— Work to do —
Go through the listing and set it down exactly, leaving out its pictures.

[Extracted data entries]

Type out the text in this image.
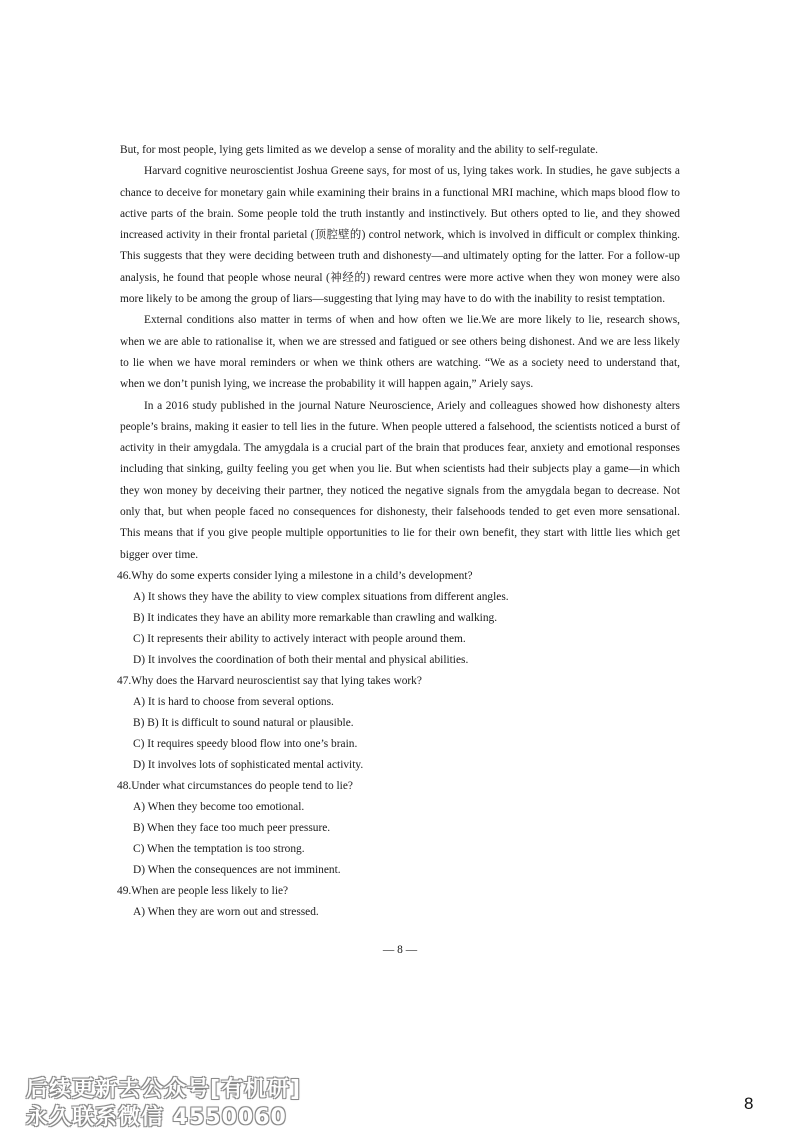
But, for most people, lying gets limited as we develop a sense of morality and the ability to self-regulate.

Harvard cognitive neuroscientist Joshua Greene says, for most of us, lying takes work. In studies, he gave subjects a chance to deceive for monetary gain while examining their brains in a functional MRI machine, which maps blood flow to active parts of the brain. Some people told the truth instantly and instinctively. But others opted to lie, and they showed increased activity in their frontal parietal (顶腔壁的) control network, which is involved in difficult or complex thinking. This suggests that they were deciding between truth and dishonesty—and ultimately opting for the latter. For a follow-up analysis, he found that people whose neural (神经的) reward centres were more active when they won money were also more likely to be among the group of liars—suggesting that lying may have to do with the inability to resist temptation.

External conditions also matter in terms of when and how often we lie.We are more likely to lie, research shows, when we are able to rationalise it, when we are stressed and fatigued or see others being dishonest. And we are less likely to lie when we have moral reminders or when we think others are watching. “We as a society need to understand that, when we don’t punish lying, we increase the probability it will happen again,” Ariely says.

In a 2016 study published in the journal Nature Neuroscience, Ariely and colleagues showed how dishonesty alters people’s brains, making it easier to tell lies in the future. When people uttered a falsehood, the scientists noticed a burst of activity in their amygdala. The amygdala is a crucial part of the brain that produces fear, anxiety and emotional responses including that sinking, guilty feeling you get when you lie. But when scientists had their subjects play a game—in which they won money by deceiving their partner, they noticed the negative signals from the amygdala began to decrease. Not only that, but when people faced no consequences for dishonesty, their falsehoods tended to get even more sensational. This means that if you give people multiple opportunities to lie for their own benefit, they start with little lies which get bigger over time.

46.Why do some experts consider lying a milestone in a child’s development?
A) It shows they have the ability to view complex situations from different angles.
B) It indicates they have an ability more remarkable than crawling and walking.
C) It represents their ability to actively interact with people around them.
D) It involves the coordination of both their mental and physical abilities.
47.Why does the Harvard neuroscientist say that lying takes work?
A) It is hard to choose from several options.
B) B) It is difficult to sound natural or plausible.
C) It requires speedy blood flow into one’s brain.
D) It involves lots of sophisticated mental activity.
48.Under what circumstances do people tend to lie?
A) When they become too emotional.
B) When they face too much peer pressure.
C) When the temptation is too strong.
D) When the consequences are not imminent.
49.When are people less likely to lie?
A) When they are worn out and stressed.
— 8 —
后续更新去公众号[有机研]
永久联系微信 4550060
8
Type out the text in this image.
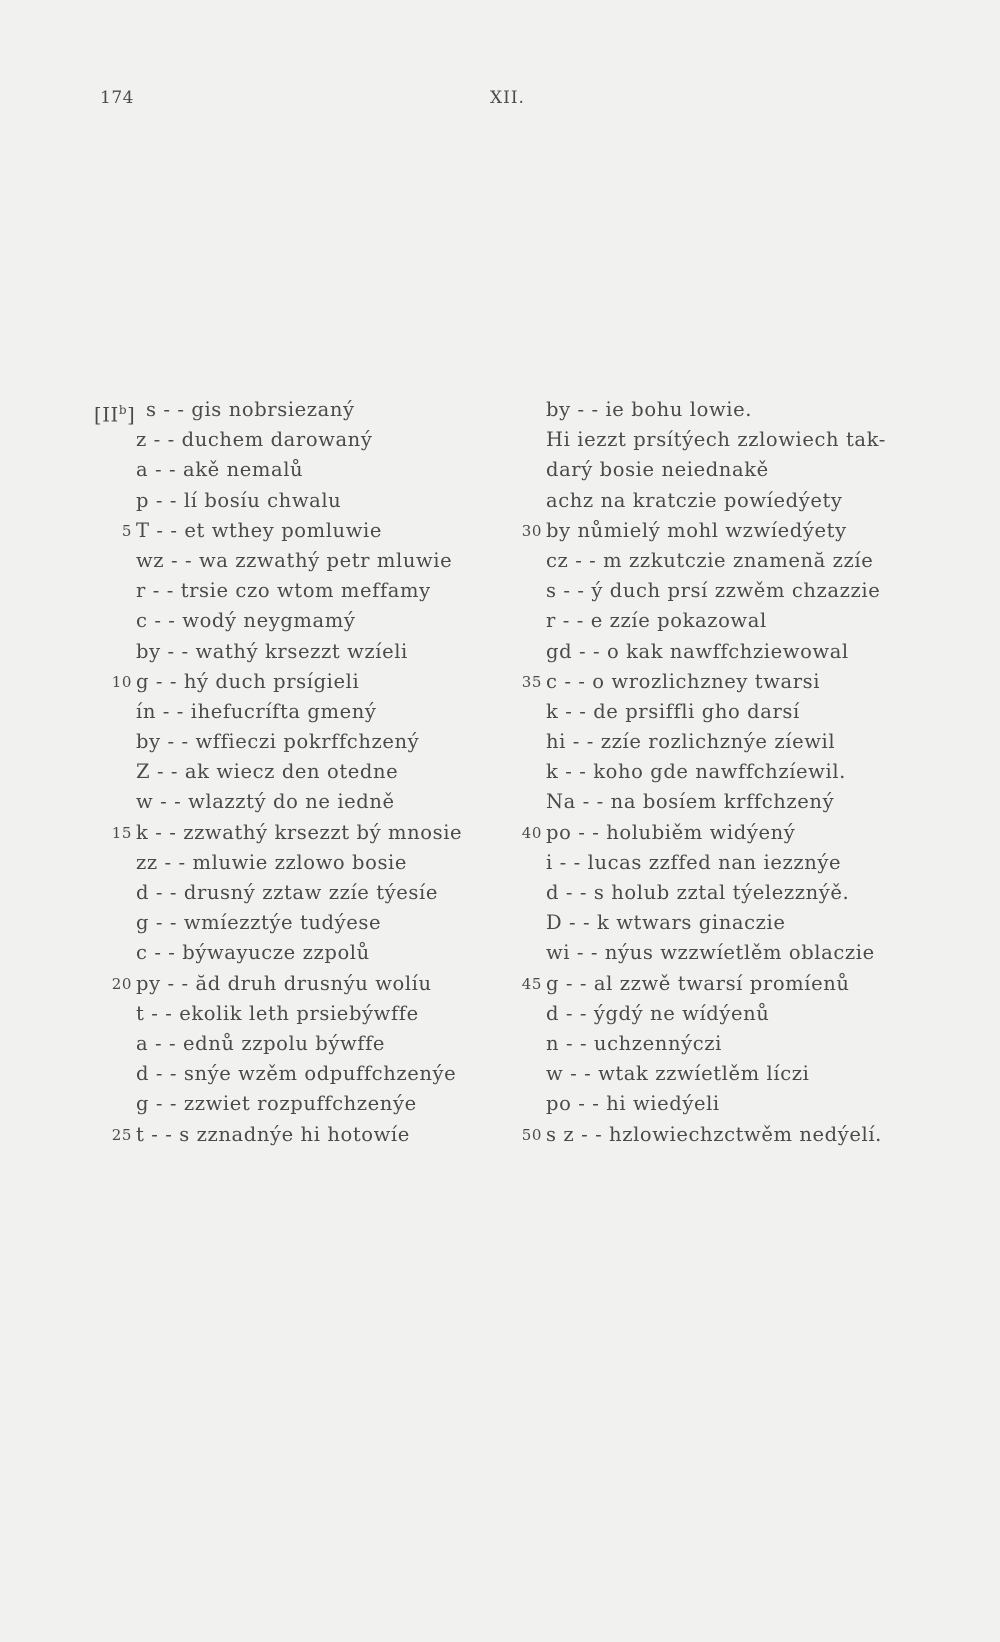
174	XII.
$[II^b]$ s - - gis nobrsiezaný
z - - duchem darowaný
a - - akě nemalů
p - - lí bosíu chwalu
5 T - - et wthey pomluwie
wz - - wa zzwathý petr mluwie
r - - trsie czo wtom meffamy
c - - wodý neygmamý
by - - wathý krsezzt wzíeli
10 g - - hý duch prsígieli
ín - - ihefucrífta gmený
by - - wffieczi pokrffchzený
Z - - ak wiecz den otedne
w - - wlazztý do ne iedně
15 k - - zzwathý krsezzt bý mnosie
zz - - mluwie zzlowo bosie
d - - drusný zztaw zzíe týesíe
g - - wmíezztýe tudýese
c - - býwayucze zzpolů
20 py - - ăd druh drusnýu wolíu
t - - ekolik leth prsiebýwffe
a - - ednů zzpolu býwffe
d - - snýe wzěm odpuffchzenýe
g - - zzwiet rozpuffchzenýe
25 t - - s zznadnýe hi hotowíe
by - - ie bohu lowie.
Hi iezzt prsítýech zzlowiech tak-
darý bosie neiednakě
achz na kratczie powíedýety
30 by nůmielý mohl wzwíedýety
cz - - m zzkutczie znamenă zzíe
s - - ý duch prsí zzwěm chzazzie
r - - e zzíe pokazowal
gd - - o kak nawffchziewowal
35 c - - o wrozlichzney twarsi
k - - de prsiffli gho darsí
hi - - zzíe rozlichznýe zíewil
k - - koho gde nawffchzíewil.
Na - - na bosíem krffchzený
40 po - - holubiěm widýený
i - - lucas zzffed nan iezznýe
d - - s holub zztal týelezznýě.
D - - k wtwars ginaczie
wi - - nýus wzzwíetlěm oblaczie
45 g - - al zzwě twarsí promíenů
d - - ýgdý ne wídýenů
n - - uchzennýczi
w - - wtak zzwíetlěm líczi
po - - hi wiedýeli
50 s z - - hzlowiechzctwěm nedýelí.
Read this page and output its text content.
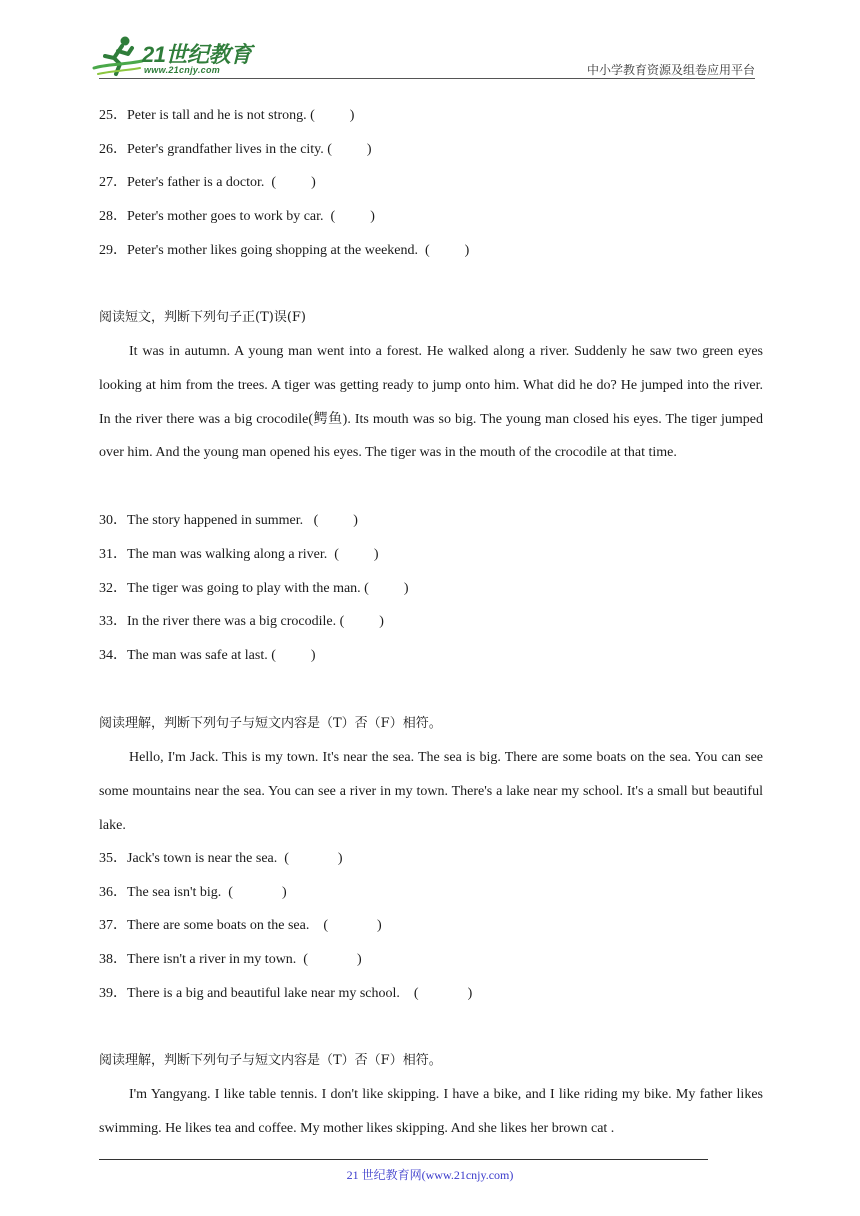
21世纪教育
www.21cnjy.com	中小学教育资源及组卷应用平台
25．Peter is tall and he is not strong. (          )
26．Peter's grandfather lives in the city. (          )
27．Peter's father is a doctor.  (          )
28．Peter's mother goes to work by car.  (          )
29．Peter's mother likes going shopping at the weekend.  (          )
阅读短文，判断下列句子正(T)误(F)

It was in autumn. A young man went into a forest. He walked along a river. Suddenly he saw two green eyes looking at him from the trees. A tiger was getting ready to jump onto him. What did he do? He jumped into the river. In the river there was a big crocodile(鳄鱼). Its mouth was so big. The young man closed his eyes. The tiger jumped over him. And the young man opened his eyes. The tiger was in the mouth of the crocodile at that time.

30．The story happened in summer.   (          )
31．The man was walking along a river.  (          )
32．The tiger was going to play with the man. (          )
33．In the river there was a big crocodile. (          )
34．The man was safe at last. (          )
阅读理解，判断下列句子与短文内容是（T）否（F）相符。

Hello, I'm Jack. This is my town. It's near the sea. The sea is big. There are some boats on the sea. You can see some mountains near the sea. You can see a river in my town. There's a lake near my school. It's a small but beautiful lake.

35．Jack's town is near the sea.  (              )
36．The sea isn't big.  (              )
37．There are some boats on the sea.    (              )
38．There isn't a river in my town.  (              )
39．There is a big and beautiful lake near my school.    (              )
阅读理解，判断下列句子与短文内容是（T）否（F）相符。

I'm Yangyang. I like table tennis. I don't like skipping. I have a bike, and I like riding my bike. My father likes swimming. He likes tea and coffee. My mother likes skipping. And she likes her brown cat .

21 世纪教育网(www.21cnjy.com)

— Output —
Type out the text in this image.
But, for most people, lying gets limited as we develop a sense of morality and the ability to self-regulate.

Harvard cognitive neuroscientist Joshua Greene says, for most of us, lying takes work. In studies, he gave subjects a chance to deceive for monetary gain while examining their brains in a functional MRI machine, which maps blood flow to active parts of the brain. Some people told the truth instantly and instinctively. But others opted to lie, and they showed increased activity in their frontal parietal (顶腔壁的) control network, which is involved in difficult or complex thinking. This suggests that they were deciding between truth and dishonesty—and ultimately opting for the latter. For a follow-up analysis, he found that people whose neural (神经的) reward centres were more active when they won money were also more likely to be among the group of liars—suggesting that lying may have to do with the inability to resist temptation.

External conditions also matter in terms of when and how often we lie.We are more likely to lie, research shows, when we are able to rationalise it, when we are stressed and fatigued or see others being dishonest. And we are less likely to lie when we have moral reminders or when we think others are watching. “We as a society need to understand that, when we don’t punish lying, we increase the probability it will happen again,” Ariely says.

In a 2016 study published in the journal Nature Neuroscience, Ariely and colleagues showed how dishonesty alters people’s brains, making it easier to tell lies in the future. When people uttered a falsehood, the scientists noticed a burst of activity in their amygdala. The amygdala is a crucial part of the brain that produces fear, anxiety and emotional responses including that sinking, guilty feeling you get when you lie. But when scientists had their subjects play a game—in which they won money by deceiving their partner, they noticed the negative signals from the amygdala began to decrease. Not only that, but when people faced no consequences for dishonesty, their falsehoods tended to get even more sensational. This means that if you give people multiple opportunities to lie for their own benefit, they start with little lies which get bigger over time.

46.Why do some experts consider lying a milestone in a child’s development?
A) It shows they have the ability to view complex situations from different angles.
B) It indicates they have an ability more remarkable than crawling and walking.
C) It represents their ability to actively interact with people around them.
D) It involves the coordination of both their mental and physical abilities.
47.Why does the Harvard neuroscientist say that lying takes work?
A) It is hard to choose from several options.
B) B) It is difficult to sound natural or plausible.
C) It requires speedy blood flow into one’s brain.
D) It involves lots of sophisticated mental activity.
48.Under what circumstances do people tend to lie?
A) When they become too emotional.
B) When they face too much peer pressure.
C) When the temptation is too strong.
D) When the consequences are not imminent.
49.When are people less likely to lie?
A) When they are worn out and stressed.
— 8 —
后续更新去公众号[有机研]
永久联系微信 4550060
8
Type out the text in this image.
174	XII.
$[II^b]$ s - - gis nobrsiezaný
z - - duchem darowaný
a - - akě nemalů
p - - lí bosíu chwalu
5 T - - et wthey pomluwie
wz - - wa zzwathý petr mluwie
r - - trsie czo wtom meffamy
c - - wodý neygmamý
by - - wathý krsezzt wzíeli
10 g - - hý duch prsígieli
ín - - ihefucrífta gmený
by - - wffieczi pokrffchzený
Z - - ak wiecz den otedne
w - - wlazztý do ne iedně
15 k - - zzwathý krsezzt bý mnosie
zz - - mluwie zzlowo bosie
d - - drusný zztaw zzíe týesíe
g - - wmíezztýe tudýese
c - - býwayucze zzpolů
20 py - - ăd druh drusnýu wolíu
t - - ekolik leth prsiebýwffe
a - - ednů zzpolu býwffe
d - - snýe wzěm odpuffchzenýe
g - - zzwiet rozpuffchzenýe
25 t - - s zznadnýe hi hotowíe
by - - ie bohu lowie.
Hi iezzt prsítýech zzlowiech tak-
darý bosie neiednakě
achz na kratczie powíedýety
30 by nůmielý mohl wzwíedýety
cz - - m zzkutczie znamenă zzíe
s - - ý duch prsí zzwěm chzazzie
r - - e zzíe pokazowal
gd - - o kak nawffchziewowal
35 c - - o wrozlichzney twarsi
k - - de prsiffli gho darsí
hi - - zzíe rozlichznýe zíewil
k - - koho gde nawffchzíewil.
Na - - na bosíem krffchzený
40 po - - holubiěm widýený
i - - lucas zzffed nan iezznýe
d - - s holub zztal týelezznýě.
D - - k wtwars ginaczie
wi - - nýus wzzwíetlěm oblaczie
45 g - - al zzwě twarsí promíenů
d - - ýgdý ne wídýenů
n - - uchzennýczi
w - - wtak zzwíetlěm líczi
po - - hi wiedýeli
50 s z - - hzlowiechzctwěm nedýelí.
Read this page and output its text content.
21世纪教育
www.21cnjy.com	中小学教育资源及组卷应用平台
25．Peter is tall and he is not strong. (          )
26．Peter's grandfather lives in the city. (          )
27．Peter's father is a doctor.  (          )
28．Peter's mother goes to work by car.  (          )
29．Peter's mother likes going shopping at the weekend.  (          )
阅读短文，判断下列句子正(T)误(F)

It was in autumn. A young man went into a forest. He walked along a river. Suddenly he saw two green eyes looking at him from the trees. A tiger was getting ready to jump onto him. What did he do? He jumped into the river. In the river there was a big crocodile(鳄鱼). Its mouth was so big. The young man closed his eyes. The tiger jumped over him. And the young man opened his eyes. The tiger was in the mouth of the crocodile at that time.

30．The story happened in summer.   (          )
31．The man was walking along a river.  (          )
32．The tiger was going to play with the man. (          )
33．In the river there was a big crocodile. (          )
34．The man was safe at last. (          )
阅读理解，判断下列句子与短文内容是（T）否（F）相符。

Hello, I'm Jack. This is my town. It's near the sea. The sea is big. There are some boats on the sea. You can see some mountains near the sea. You can see a river in my town. There's a lake near my school. It's a small but beautiful lake.

35．Jack's town is near the sea.  (              )
36．The sea isn't big.  (              )
37．There are some boats on the sea.    (              )
38．There isn't a river in my town.  (              )
39．There is a big and beautiful lake near my school.    (              )
阅读理解，判断下列句子与短文内容是（T）否（F）相符。

I'm Yangyang. I like table tennis. I don't like skipping. I have a bike, and I like riding my bike. My father likes swimming. He likes tea and coffee. My mother likes skipping. And she likes her brown cat .

21 世纪教育网(www.21cnjy.com)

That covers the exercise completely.